__TASK GOAL__: For each line below that includes the word "CORRELATION", make a copy.

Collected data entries
-- START --

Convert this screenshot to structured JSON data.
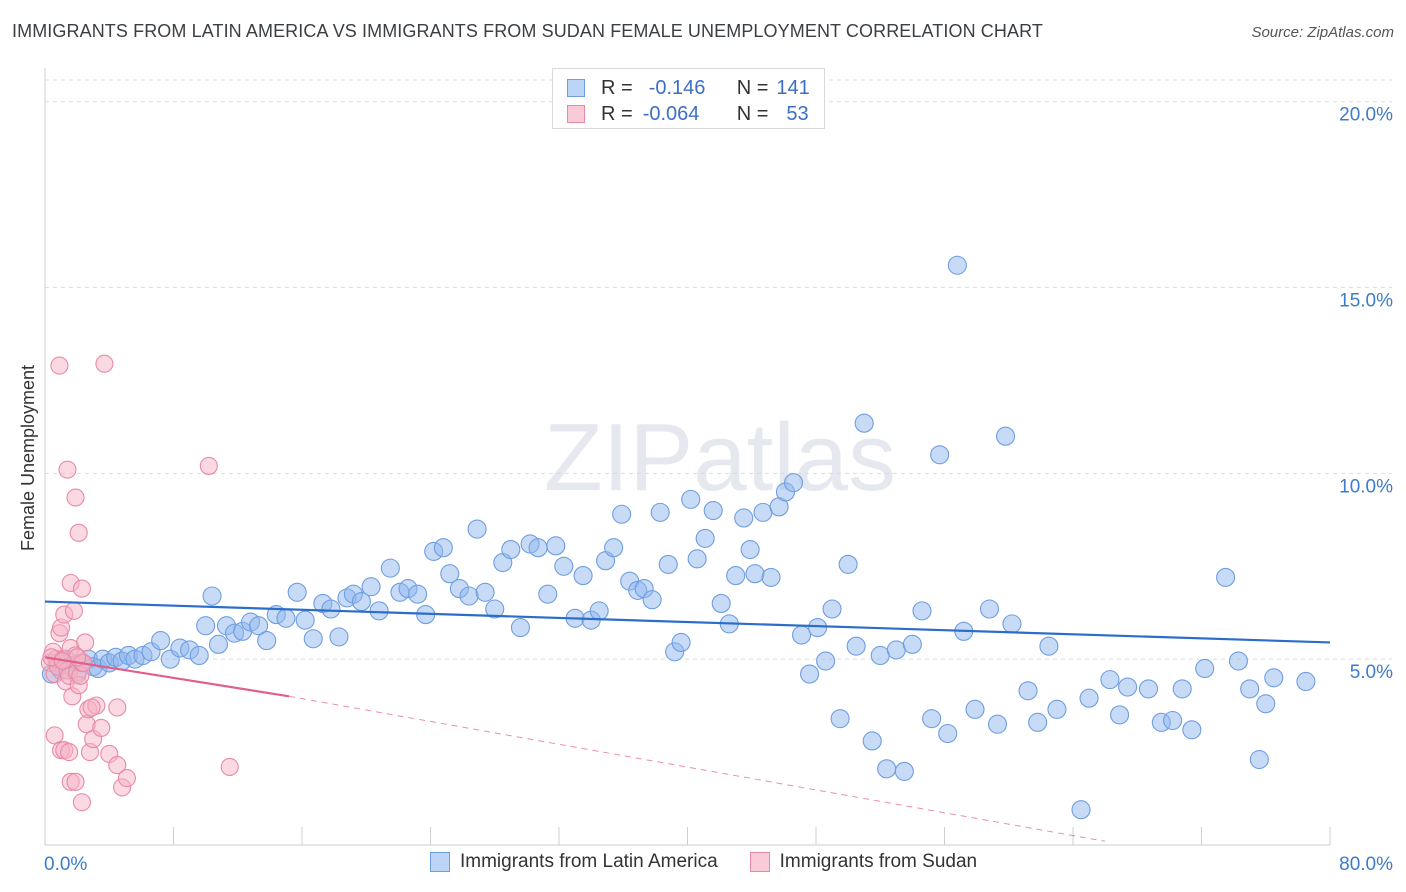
{
  "title": "IMMIGRANTS FROM LATIN AMERICA VS IMMIGRANTS FROM SUDAN FEMALE UNEMPLOYMENT CORRELATION CHART",
  "source": "Source: ZipAtlas.com",
  "watermark": "ZIPatlas",
  "legend_top": {
    "rows": [
      {
        "r_label": "R =",
        "r_value": "-0.146",
        "n_label": "N =",
        "n_value": "141",
        "color": "#8fb8ef",
        "border": "#6f9ee0"
      },
      {
        "r_label": "R =",
        "r_value": "-0.064",
        "n_label": "N =",
        "n_value": "53",
        "color": "#f6b3c6",
        "border": "#e88aa6"
      }
    ]
  },
  "chart_data": {
    "type": "scatter",
    "title": "IMMIGRANTS FROM LATIN AMERICA VS IMMIGRANTS FROM SUDAN FEMALE UNEMPLOYMENT CORRELATION CHART",
    "xlabel": "",
    "ylabel": "Female Unemployment",
    "xlim": [
      0,
      80
    ],
    "ylim": [
      0,
      20.8
    ],
    "x_tick_labels": [
      "0.0%",
      "80.0%"
    ],
    "y_ticks": [
      5,
      10,
      15,
      20
    ],
    "y_tick_labels": [
      "5.0%",
      "10.0%",
      "15.0%",
      "20.0%"
    ],
    "grid": true,
    "legend_position": "bottom",
    "series": [
      {
        "name": "Immigrants from Latin America",
        "color": "#8fb8ef",
        "edge": "#6f9ee0",
        "trend": {
          "x0": 0,
          "y0": 6.55,
          "x1": 80,
          "y1": 5.45,
          "color": "#2b6dc9"
        },
        "points": [
          [
            0.4,
            4.6
          ],
          [
            0.8,
            4.9
          ],
          [
            1.0,
            4.7
          ],
          [
            1.3,
            5.0
          ],
          [
            1.6,
            4.8
          ],
          [
            2.0,
            4.6
          ],
          [
            2.3,
            4.9
          ],
          [
            2.7,
            5.0
          ],
          [
            3.0,
            4.8
          ],
          [
            3.3,
            4.75
          ],
          [
            3.6,
            5.0
          ],
          [
            4.0,
            4.9
          ],
          [
            4.4,
            5.05
          ],
          [
            4.8,
            4.95
          ],
          [
            5.2,
            5.1
          ],
          [
            5.6,
            5.0
          ],
          [
            6.1,
            5.1
          ],
          [
            6.6,
            5.2
          ],
          [
            7.2,
            5.5
          ],
          [
            7.8,
            5.0
          ],
          [
            8.4,
            5.3
          ],
          [
            9.0,
            5.25
          ],
          [
            9.6,
            5.1
          ],
          [
            10.0,
            5.9
          ],
          [
            10.4,
            6.7
          ],
          [
            10.8,
            5.4
          ],
          [
            11.3,
            5.9
          ],
          [
            11.8,
            5.7
          ],
          [
            12.3,
            5.75
          ],
          [
            12.8,
            6.0
          ],
          [
            13.3,
            5.9
          ],
          [
            13.8,
            5.5
          ],
          [
            14.4,
            6.2
          ],
          [
            15.0,
            6.1
          ],
          [
            15.7,
            6.8
          ],
          [
            16.2,
            6.05
          ],
          [
            16.7,
            5.55
          ],
          [
            17.3,
            6.5
          ],
          [
            17.8,
            6.35
          ],
          [
            18.3,
            5.6
          ],
          [
            18.8,
            6.65
          ],
          [
            19.2,
            6.75
          ],
          [
            19.7,
            6.55
          ],
          [
            20.3,
            6.95
          ],
          [
            20.8,
            6.3
          ],
          [
            21.5,
            7.45
          ],
          [
            22.1,
            6.8
          ],
          [
            22.6,
            6.9
          ],
          [
            23.2,
            6.75
          ],
          [
            23.7,
            6.2
          ],
          [
            24.2,
            7.9
          ],
          [
            24.8,
            8.0
          ],
          [
            25.2,
            7.3
          ],
          [
            25.8,
            6.9
          ],
          [
            26.4,
            6.7
          ],
          [
            26.9,
            8.5
          ],
          [
            27.4,
            6.8
          ],
          [
            28.0,
            6.35
          ],
          [
            28.5,
            7.6
          ],
          [
            29.0,
            7.95
          ],
          [
            29.6,
            5.85
          ],
          [
            30.2,
            8.1
          ],
          [
            30.7,
            8.0
          ],
          [
            31.3,
            6.75
          ],
          [
            31.8,
            8.05
          ],
          [
            32.3,
            7.5
          ],
          [
            33.0,
            6.1
          ],
          [
            33.5,
            7.25
          ],
          [
            34.0,
            6.05
          ],
          [
            34.5,
            6.3
          ],
          [
            34.9,
            7.65
          ],
          [
            35.4,
            8.0
          ],
          [
            35.9,
            8.9
          ],
          [
            36.4,
            7.1
          ],
          [
            36.9,
            6.85
          ],
          [
            37.3,
            6.9
          ],
          [
            37.8,
            6.6
          ],
          [
            38.3,
            8.95
          ],
          [
            38.8,
            7.55
          ],
          [
            39.2,
            5.2
          ],
          [
            39.6,
            5.45
          ],
          [
            40.2,
            9.3
          ],
          [
            40.6,
            7.7
          ],
          [
            41.1,
            8.25
          ],
          [
            41.6,
            9.0
          ],
          [
            42.1,
            6.5
          ],
          [
            42.6,
            5.95
          ],
          [
            43.0,
            7.25
          ],
          [
            43.5,
            8.8
          ],
          [
            43.9,
            7.95
          ],
          [
            44.2,
            7.3
          ],
          [
            44.7,
            8.95
          ],
          [
            45.2,
            7.2
          ],
          [
            45.7,
            9.1
          ],
          [
            46.1,
            9.5
          ],
          [
            46.6,
            9.75
          ],
          [
            47.1,
            5.65
          ],
          [
            47.6,
            4.6
          ],
          [
            48.1,
            5.85
          ],
          [
            48.6,
            4.95
          ],
          [
            49.0,
            6.35
          ],
          [
            49.5,
            3.4
          ],
          [
            50.0,
            7.55
          ],
          [
            50.5,
            5.35
          ],
          [
            51.0,
            11.35
          ],
          [
            51.5,
            2.8
          ],
          [
            52.0,
            5.1
          ],
          [
            52.4,
            2.05
          ],
          [
            53.0,
            5.25
          ],
          [
            53.5,
            1.98
          ],
          [
            54.0,
            5.4
          ],
          [
            54.6,
            6.3
          ],
          [
            55.2,
            3.4
          ],
          [
            55.7,
            10.5
          ],
          [
            56.2,
            3.0
          ],
          [
            56.8,
            15.6
          ],
          [
            57.2,
            5.75
          ],
          [
            57.9,
            3.65
          ],
          [
            58.8,
            6.35
          ],
          [
            59.3,
            3.25
          ],
          [
            59.8,
            11.0
          ],
          [
            60.2,
            5.95
          ],
          [
            61.2,
            4.15
          ],
          [
            61.8,
            3.3
          ],
          [
            62.5,
            5.35
          ],
          [
            63.0,
            3.65
          ],
          [
            64.5,
            0.95
          ],
          [
            65.0,
            3.95
          ],
          [
            66.3,
            4.45
          ],
          [
            66.9,
            3.5
          ],
          [
            67.4,
            4.25
          ],
          [
            68.7,
            4.2
          ],
          [
            69.5,
            3.3
          ],
          [
            70.2,
            3.35
          ],
          [
            70.8,
            4.2
          ],
          [
            71.4,
            3.1
          ],
          [
            72.2,
            4.75
          ],
          [
            73.5,
            7.2
          ],
          [
            74.3,
            4.95
          ],
          [
            75.0,
            4.2
          ],
          [
            75.6,
            2.3
          ],
          [
            76.0,
            3.8
          ],
          [
            76.5,
            4.5
          ],
          [
            78.5,
            4.4
          ]
        ]
      },
      {
        "name": "Immigrants from Sudan",
        "color": "#f6b3c6",
        "edge": "#e88aa6",
        "trend": {
          "x0": 0,
          "y0": 5.05,
          "x1": 15.2,
          "y1": 4.0,
          "color": "#e0608a"
        },
        "trend_extended": {
          "x0": 15.2,
          "y0": 4.0,
          "x1": 66,
          "y1": 0.1
        },
        "points": [
          [
            0.3,
            4.9
          ],
          [
            0.5,
            5.2
          ],
          [
            0.6,
            4.6
          ],
          [
            0.7,
            5.0
          ],
          [
            0.8,
            4.8
          ],
          [
            0.9,
            5.7
          ],
          [
            1.0,
            5.85
          ],
          [
            1.1,
            5.0
          ],
          [
            1.2,
            6.2
          ],
          [
            1.3,
            4.4
          ],
          [
            1.4,
            4.7
          ],
          [
            1.5,
            4.55
          ],
          [
            1.6,
            5.3
          ],
          [
            1.7,
            4.0
          ],
          [
            1.8,
            6.3
          ],
          [
            1.9,
            5.1
          ],
          [
            2.0,
            4.65
          ],
          [
            2.1,
            4.3
          ],
          [
            2.2,
            4.55
          ],
          [
            2.3,
            4.9
          ],
          [
            2.4,
            4.9
          ],
          [
            2.5,
            5.45
          ],
          [
            2.6,
            3.25
          ],
          [
            2.7,
            3.65
          ],
          [
            2.8,
            2.5
          ],
          [
            3.0,
            2.85
          ],
          [
            3.2,
            3.75
          ],
          [
            3.5,
            3.15
          ],
          [
            4.0,
            2.45
          ],
          [
            4.5,
            2.15
          ],
          [
            4.8,
            1.55
          ],
          [
            5.1,
            1.8
          ],
          [
            0.9,
            12.9
          ],
          [
            1.4,
            10.1
          ],
          [
            1.6,
            7.05
          ],
          [
            1.9,
            9.35
          ],
          [
            2.1,
            8.4
          ],
          [
            2.3,
            6.9
          ],
          [
            0.6,
            2.95
          ],
          [
            1.0,
            2.55
          ],
          [
            1.2,
            2.55
          ],
          [
            1.5,
            2.5
          ],
          [
            1.6,
            1.7
          ],
          [
            1.9,
            1.7
          ],
          [
            2.3,
            1.15
          ],
          [
            2.9,
            3.7
          ],
          [
            3.7,
            12.95
          ],
          [
            4.5,
            3.7
          ],
          [
            10.2,
            10.2
          ],
          [
            11.5,
            2.1
          ],
          [
            0.4,
            5.05
          ],
          [
            2.0,
            5.05
          ],
          [
            1.1,
            4.95
          ]
        ]
      }
    ]
  }
}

-- END --

__FINAL RESULT__:
  "title": "IMMIGRANTS FROM LATIN AMERICA VS IMMIGRANTS FROM SUDAN FEMALE UNEMPLOYMENT CORRELATION CHART",
    "title": "IMMIGRANTS FROM LATIN AMERICA VS IMMIGRANTS FROM SUDAN FEMALE UNEMPLOYMENT CORRELATION CHART",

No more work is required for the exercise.